▶ **Given instruction**
Draw out every line with the word "JSON" from the listing below.

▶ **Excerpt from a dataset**

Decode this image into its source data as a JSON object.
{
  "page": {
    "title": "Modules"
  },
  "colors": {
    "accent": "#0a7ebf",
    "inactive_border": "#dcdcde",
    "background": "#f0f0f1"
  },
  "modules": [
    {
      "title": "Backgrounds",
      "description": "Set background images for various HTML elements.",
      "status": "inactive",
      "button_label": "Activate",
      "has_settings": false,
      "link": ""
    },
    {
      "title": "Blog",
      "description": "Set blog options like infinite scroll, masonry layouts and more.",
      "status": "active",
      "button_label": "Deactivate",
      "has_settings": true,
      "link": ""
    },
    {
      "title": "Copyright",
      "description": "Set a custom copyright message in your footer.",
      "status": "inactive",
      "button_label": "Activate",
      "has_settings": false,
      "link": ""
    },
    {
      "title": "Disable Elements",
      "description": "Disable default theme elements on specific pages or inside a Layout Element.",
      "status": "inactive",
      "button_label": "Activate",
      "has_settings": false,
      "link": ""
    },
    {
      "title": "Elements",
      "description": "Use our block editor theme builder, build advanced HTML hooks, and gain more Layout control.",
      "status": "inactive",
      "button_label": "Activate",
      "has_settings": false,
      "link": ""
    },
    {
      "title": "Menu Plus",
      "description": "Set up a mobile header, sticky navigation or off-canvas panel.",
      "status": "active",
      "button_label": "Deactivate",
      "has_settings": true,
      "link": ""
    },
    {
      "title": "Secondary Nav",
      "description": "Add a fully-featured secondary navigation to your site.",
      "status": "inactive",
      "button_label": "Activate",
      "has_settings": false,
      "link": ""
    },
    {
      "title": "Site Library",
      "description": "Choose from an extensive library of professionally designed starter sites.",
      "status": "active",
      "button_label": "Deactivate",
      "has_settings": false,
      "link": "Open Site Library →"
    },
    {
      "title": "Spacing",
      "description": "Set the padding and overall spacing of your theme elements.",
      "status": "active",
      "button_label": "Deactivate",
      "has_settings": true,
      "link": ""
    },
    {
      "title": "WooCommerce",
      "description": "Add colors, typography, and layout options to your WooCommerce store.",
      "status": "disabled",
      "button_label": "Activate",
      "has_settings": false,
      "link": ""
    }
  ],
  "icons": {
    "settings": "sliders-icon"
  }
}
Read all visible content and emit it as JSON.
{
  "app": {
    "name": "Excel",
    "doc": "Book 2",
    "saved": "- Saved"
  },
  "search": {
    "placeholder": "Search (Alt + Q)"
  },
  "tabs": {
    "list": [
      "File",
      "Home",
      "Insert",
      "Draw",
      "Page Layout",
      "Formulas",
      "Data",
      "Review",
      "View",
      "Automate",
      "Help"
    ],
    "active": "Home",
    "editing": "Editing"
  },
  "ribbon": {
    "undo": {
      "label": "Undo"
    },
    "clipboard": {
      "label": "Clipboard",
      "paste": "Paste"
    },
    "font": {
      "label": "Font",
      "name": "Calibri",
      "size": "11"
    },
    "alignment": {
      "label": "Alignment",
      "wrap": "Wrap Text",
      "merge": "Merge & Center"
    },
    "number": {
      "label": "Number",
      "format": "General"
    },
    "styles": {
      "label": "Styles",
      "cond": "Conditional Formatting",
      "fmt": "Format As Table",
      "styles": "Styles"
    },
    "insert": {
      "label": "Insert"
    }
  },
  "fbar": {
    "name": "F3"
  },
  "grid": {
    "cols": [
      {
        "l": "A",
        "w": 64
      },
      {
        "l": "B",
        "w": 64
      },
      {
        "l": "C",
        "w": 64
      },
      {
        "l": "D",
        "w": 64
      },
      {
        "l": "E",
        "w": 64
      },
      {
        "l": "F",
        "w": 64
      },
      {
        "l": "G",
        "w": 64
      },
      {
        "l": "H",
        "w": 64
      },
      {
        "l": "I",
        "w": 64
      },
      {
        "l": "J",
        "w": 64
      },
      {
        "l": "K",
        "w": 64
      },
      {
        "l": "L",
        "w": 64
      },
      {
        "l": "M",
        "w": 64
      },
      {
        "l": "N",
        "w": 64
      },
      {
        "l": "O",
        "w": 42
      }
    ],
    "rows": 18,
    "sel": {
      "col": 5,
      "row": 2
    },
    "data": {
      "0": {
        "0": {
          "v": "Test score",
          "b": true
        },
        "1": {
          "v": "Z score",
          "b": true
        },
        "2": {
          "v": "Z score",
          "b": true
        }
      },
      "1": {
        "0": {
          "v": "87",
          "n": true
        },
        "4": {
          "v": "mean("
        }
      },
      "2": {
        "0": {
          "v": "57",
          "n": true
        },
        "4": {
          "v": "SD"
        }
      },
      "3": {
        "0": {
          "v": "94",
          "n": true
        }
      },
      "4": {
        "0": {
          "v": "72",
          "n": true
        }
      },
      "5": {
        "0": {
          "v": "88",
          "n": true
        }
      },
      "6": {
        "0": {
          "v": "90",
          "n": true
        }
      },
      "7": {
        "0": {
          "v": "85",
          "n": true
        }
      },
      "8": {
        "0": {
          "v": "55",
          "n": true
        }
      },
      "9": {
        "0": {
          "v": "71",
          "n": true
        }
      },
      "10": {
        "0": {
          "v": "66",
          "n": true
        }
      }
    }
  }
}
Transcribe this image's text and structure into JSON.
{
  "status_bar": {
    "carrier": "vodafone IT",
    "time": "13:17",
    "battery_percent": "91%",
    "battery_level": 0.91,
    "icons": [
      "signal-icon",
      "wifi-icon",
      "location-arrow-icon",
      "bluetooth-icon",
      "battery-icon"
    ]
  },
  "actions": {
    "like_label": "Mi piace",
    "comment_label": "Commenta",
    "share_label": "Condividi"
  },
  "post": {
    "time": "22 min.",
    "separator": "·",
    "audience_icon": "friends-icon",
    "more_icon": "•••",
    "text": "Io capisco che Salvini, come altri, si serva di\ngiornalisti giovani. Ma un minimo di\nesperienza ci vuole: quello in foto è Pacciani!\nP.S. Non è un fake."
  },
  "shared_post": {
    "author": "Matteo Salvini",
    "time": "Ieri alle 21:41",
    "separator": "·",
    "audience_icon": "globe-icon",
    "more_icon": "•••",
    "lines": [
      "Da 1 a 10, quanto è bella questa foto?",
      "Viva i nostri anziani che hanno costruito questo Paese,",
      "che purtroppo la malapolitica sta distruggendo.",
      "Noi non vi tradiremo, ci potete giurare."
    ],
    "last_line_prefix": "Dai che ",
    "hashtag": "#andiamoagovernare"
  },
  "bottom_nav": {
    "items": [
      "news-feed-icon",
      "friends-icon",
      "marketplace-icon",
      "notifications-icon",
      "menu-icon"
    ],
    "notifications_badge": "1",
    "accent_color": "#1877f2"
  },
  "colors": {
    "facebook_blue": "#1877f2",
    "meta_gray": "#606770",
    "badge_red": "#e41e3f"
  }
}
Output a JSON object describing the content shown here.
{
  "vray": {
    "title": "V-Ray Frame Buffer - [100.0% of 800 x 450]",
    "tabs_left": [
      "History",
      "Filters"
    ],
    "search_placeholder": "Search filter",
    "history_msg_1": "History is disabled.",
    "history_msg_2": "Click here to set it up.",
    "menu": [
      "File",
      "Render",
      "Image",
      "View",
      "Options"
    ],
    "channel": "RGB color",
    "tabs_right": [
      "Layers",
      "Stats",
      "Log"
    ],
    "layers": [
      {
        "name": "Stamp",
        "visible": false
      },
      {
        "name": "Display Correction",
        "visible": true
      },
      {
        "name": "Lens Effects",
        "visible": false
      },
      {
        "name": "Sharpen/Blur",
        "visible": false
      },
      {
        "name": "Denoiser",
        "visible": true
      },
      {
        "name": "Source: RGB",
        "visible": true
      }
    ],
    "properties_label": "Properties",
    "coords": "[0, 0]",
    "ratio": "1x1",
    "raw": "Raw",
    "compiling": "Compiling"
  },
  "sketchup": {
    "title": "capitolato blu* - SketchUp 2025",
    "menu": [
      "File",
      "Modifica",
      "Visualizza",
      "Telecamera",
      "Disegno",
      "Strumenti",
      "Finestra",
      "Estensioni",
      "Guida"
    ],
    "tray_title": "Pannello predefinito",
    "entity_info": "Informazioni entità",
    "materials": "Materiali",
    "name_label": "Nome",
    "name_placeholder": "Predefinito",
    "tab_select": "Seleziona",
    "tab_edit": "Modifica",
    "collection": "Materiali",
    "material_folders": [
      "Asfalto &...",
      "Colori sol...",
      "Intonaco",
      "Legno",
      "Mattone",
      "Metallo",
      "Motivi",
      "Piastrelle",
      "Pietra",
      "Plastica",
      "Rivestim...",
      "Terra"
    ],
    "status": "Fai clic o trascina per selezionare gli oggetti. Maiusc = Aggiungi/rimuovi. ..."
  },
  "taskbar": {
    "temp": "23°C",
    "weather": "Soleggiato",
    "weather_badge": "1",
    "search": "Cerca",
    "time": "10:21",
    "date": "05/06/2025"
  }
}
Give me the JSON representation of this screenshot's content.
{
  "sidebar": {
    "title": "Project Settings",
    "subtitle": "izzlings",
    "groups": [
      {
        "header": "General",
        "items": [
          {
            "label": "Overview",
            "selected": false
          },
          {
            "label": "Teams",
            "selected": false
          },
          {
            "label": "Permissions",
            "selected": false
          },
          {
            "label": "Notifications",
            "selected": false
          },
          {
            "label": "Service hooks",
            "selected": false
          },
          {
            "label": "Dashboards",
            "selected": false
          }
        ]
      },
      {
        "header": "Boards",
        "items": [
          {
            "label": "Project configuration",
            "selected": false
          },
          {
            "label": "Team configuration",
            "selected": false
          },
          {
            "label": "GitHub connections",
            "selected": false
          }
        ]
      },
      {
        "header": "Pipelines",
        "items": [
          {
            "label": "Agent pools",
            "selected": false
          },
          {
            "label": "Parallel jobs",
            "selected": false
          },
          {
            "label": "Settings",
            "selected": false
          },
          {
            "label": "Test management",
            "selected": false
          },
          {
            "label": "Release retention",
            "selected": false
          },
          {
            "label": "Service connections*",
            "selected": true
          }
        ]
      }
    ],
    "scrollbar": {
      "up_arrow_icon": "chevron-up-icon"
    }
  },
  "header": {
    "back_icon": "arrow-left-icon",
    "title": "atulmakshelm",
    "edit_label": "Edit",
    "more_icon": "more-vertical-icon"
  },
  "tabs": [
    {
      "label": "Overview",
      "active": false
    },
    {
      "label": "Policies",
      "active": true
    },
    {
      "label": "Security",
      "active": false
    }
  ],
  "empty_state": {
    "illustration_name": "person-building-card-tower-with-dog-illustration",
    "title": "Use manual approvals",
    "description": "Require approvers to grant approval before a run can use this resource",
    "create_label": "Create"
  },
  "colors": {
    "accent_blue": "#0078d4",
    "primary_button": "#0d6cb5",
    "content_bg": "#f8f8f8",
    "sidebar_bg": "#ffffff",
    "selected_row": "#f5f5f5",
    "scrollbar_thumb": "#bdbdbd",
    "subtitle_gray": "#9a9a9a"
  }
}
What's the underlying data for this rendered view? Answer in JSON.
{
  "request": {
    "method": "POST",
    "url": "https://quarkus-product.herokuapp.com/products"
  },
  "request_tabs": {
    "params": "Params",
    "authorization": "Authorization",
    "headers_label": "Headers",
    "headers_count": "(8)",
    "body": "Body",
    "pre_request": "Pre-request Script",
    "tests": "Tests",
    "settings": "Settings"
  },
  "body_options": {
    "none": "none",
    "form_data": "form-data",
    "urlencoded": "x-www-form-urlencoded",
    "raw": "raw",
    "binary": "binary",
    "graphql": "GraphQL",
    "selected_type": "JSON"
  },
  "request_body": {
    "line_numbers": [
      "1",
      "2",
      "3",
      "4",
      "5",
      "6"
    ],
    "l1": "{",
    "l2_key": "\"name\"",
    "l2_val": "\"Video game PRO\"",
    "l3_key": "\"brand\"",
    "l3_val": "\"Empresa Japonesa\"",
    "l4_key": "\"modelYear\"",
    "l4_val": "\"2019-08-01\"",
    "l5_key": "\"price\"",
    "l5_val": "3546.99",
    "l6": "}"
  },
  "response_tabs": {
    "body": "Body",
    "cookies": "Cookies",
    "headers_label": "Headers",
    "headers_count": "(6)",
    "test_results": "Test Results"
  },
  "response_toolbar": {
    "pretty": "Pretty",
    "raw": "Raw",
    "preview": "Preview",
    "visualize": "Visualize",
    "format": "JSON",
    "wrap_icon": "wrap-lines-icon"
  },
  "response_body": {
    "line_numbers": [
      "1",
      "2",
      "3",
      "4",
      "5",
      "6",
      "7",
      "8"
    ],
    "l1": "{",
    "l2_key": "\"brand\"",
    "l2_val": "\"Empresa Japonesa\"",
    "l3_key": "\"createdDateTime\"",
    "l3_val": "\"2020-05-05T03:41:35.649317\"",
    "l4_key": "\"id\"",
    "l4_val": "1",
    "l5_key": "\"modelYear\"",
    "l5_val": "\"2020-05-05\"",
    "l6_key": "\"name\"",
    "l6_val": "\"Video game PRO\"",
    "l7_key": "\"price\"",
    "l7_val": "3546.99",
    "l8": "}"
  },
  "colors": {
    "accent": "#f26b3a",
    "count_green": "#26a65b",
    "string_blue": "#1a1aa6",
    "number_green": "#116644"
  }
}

▶ **Exercise response**
Decode this image into its source data as a JSON object.
Read all visible content and emit it as JSON.
Transcribe this image's text and structure into JSON.
Output a JSON object describing the content shown here.
Give me the JSON representation of this screenshot's content.
What's the underlying data for this rendered view? Answer in JSON.
    "selected_type": "JSON"
    "format": "JSON",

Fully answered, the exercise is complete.